Required tasks:
A. Answer these questions about the trial transcript of Herbert MacDonell's direct examination:
(i) Which deputy does the court ask to hand something back to Professor MacDonell?
(ii) What range of shrinkage in the gloves does Mr. Neufeld ask about?
(iii) Who objects to that question, and on what grounds?
B. Pick up the trial transcript of Herbert MacDonell's direct examination after its last line and continue it.

------ Excerpt

📄 Direct examination of Herbert MacDonell (part 4) — Monday, September 18, 1995
Address:
C:\DEPT103\CRIMINAL\1995\SEP\18\DIRECT-EXAMINATION-OF-HERBERT-.DOC
TRIAL
▲ Day 156 of 167

Direct examination of Herbert MacDonell (part 4)

Witness: Prof. Herbert MacDonell
Examiner: Peter Neufeld
Called by: Defense • Date: Monday, September 18, 1995 • Utterances: 17
Defense expert Herbert MacDonell answers two final questions on direct examination by Peter Neufeld. He testifies that blood smearing on the gloves could not account for 10-15% shrinkage, and he directly contradicts FBI Agent Bodziak's earlier testimony by asserting that thin bloodstains do not fade over time — they oxidize and darken, just like thick ones.
1 (The following proceedings were held in open court:)
2 THE COURT:

All right. Deputy Bashmakian, would you hand that back to Professor MacDonell. Excuse me. Yeah. Professor, may I see that, please?

PROF. MACDONELL: Certainly.

3 THE COURT:

Thank you.

4 MR. NEUFELD:

May I continue?

5 THE COURT:

Two seconds.

6 MR. NEUFELD:

Okay.

7 (Brief pause.)
8 THE COURT:

All right. Professor, thank you. Mr. Neufeld.

9 MR. NEUFELD:

Thank you.

10 MR. NEUFELD:

Professor MacDonell, in your experiment and based on the experiment that you conducted, could the Rockingham glove and the Bundy glove be smeared with--I'm sorry--could the smearing of the Bundy glove and the Rockingham glove with blood on the evening of June 12th, 1994 account for 10 to 15 percent shrinkage in those gloves?

11 MS. CLARK:

Objection. That's irrelevant, calls for speculation.

12 THE COURT:

Overruled.

PROF. MACDONELL: I can't imagine it's at all possible, no.

13 MR. NEUFELD:

Now, let me ask you one other question not involving these gloves, sir. Did you hear FBI Agent Bodziak's testimony this morning and yesterday regarding the color changes that bloody shoeprint stains will undergo during the course of time?

PROF. MACDONELL: Yes, I did.

14 MR. NEUFELD:

And did you hear his testimony in which he said that whereas a glob of blood will turn from red to black or dark brown to black, a light bloodstain will not go through that color transformation, but instead will simply fade and get lighter and lighter? Do you recall that testimony?

------------
------ Raw data

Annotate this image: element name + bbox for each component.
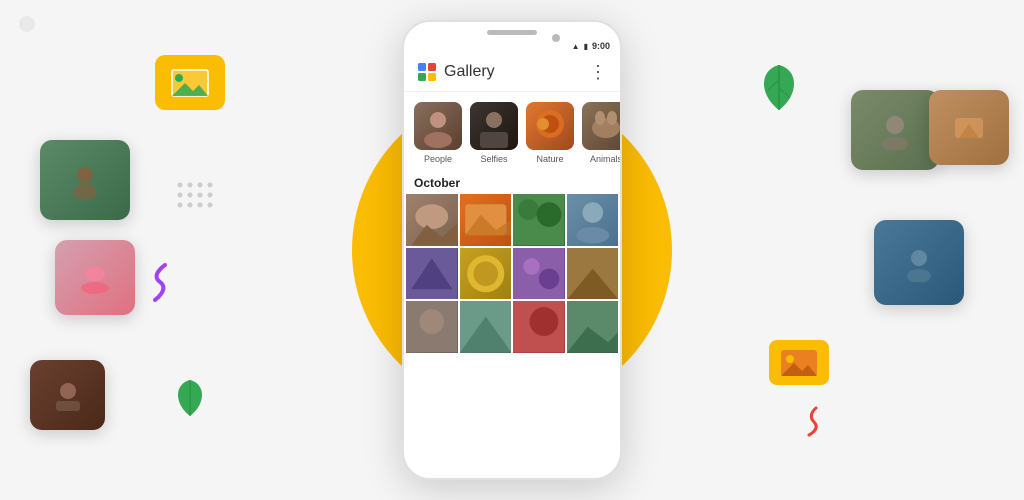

------------

Answers to the tasks:
A.
(i) Deputy Bashmakian.
(ii) 10 to 15 percent.
(iii) Ms. Clark objects on the grounds that the question is irrelevant and calls for speculation.

B.
PROF. MACDONELL: Yes, I do.

15 MR. NEUFELD:

Is agent Bodziak right scientifically, sir, when he says that?

PROF. MACDONELL: Scientifically, I wouldn't say so. Maybe that's what he observed. I don't know what he had his thin blood prints on. But that has not been my experience and I have them back in the 60's that are thin blood prints and they're still dark, they didn't fade.

16 MR. NEUFELD:

Could you please explain very briefly to the ladies and gentlemen of the jury what is the biochemical process that occurs that causes bloody prints, be they globs of blood or light bloody prints, to go from red to dark brown to black?

PROF. MACDONELL: Well, the color portion of blood, the red portion is hemoglobin, and as it oxidizes, it gets darker. And it doesn't matter whether it's a thin film or a thick film. It will get darker. I do not know of an instance where it has disappeared except some of my cardboard, the silverfish have eaten it away. But just chemically, it doesn't disappear.

17 MR. NEUFELD:

Thank you very much. No further questions.

Temperature

procedural

Key Quotes (3)

PROF. MACDONELL
Scientifically, I wouldn't say so. Maybe that's what he observed. I don't know what he had his thin blood prints on. But that has not been my experience and I have them back in the 60's that are thin blood prints and they're still dark, they didn't fade.
Direct scientific rebuttal of FBI Agent Bodziak's testimony about bloodstain color behavior — undermines the prosecution's shoeprint evidence analysis.
PROF. MACDONELL
I can't imagine it's at all possible, no.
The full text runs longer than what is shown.